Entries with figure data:
- - - - - - -

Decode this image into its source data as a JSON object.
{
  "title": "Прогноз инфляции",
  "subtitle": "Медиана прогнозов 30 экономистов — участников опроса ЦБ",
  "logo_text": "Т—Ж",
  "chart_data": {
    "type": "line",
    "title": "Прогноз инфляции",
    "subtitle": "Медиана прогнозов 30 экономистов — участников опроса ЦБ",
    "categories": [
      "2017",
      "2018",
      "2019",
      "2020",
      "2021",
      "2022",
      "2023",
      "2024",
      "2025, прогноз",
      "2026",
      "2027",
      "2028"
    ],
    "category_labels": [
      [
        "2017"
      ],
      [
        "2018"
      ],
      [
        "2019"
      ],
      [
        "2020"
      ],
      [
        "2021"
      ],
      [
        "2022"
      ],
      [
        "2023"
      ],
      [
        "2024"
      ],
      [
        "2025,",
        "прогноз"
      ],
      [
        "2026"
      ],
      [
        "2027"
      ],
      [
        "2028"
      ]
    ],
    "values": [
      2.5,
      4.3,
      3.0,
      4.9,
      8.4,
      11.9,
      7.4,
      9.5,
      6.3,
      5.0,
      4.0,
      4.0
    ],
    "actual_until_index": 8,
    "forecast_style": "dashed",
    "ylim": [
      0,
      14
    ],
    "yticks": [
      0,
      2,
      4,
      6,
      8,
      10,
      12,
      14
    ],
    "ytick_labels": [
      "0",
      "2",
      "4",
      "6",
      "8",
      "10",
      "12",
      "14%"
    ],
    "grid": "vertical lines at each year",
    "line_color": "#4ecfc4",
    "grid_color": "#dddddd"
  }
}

- - - - - - -

Problem
List the lines that contain the word "subtitle".

In response
  "subtitle": "Медиана прогнозов 30 экономистов — участников опроса ЦБ",
    "subtitle": "Медиана прогнозов 30 экономистов — участников опроса ЦБ",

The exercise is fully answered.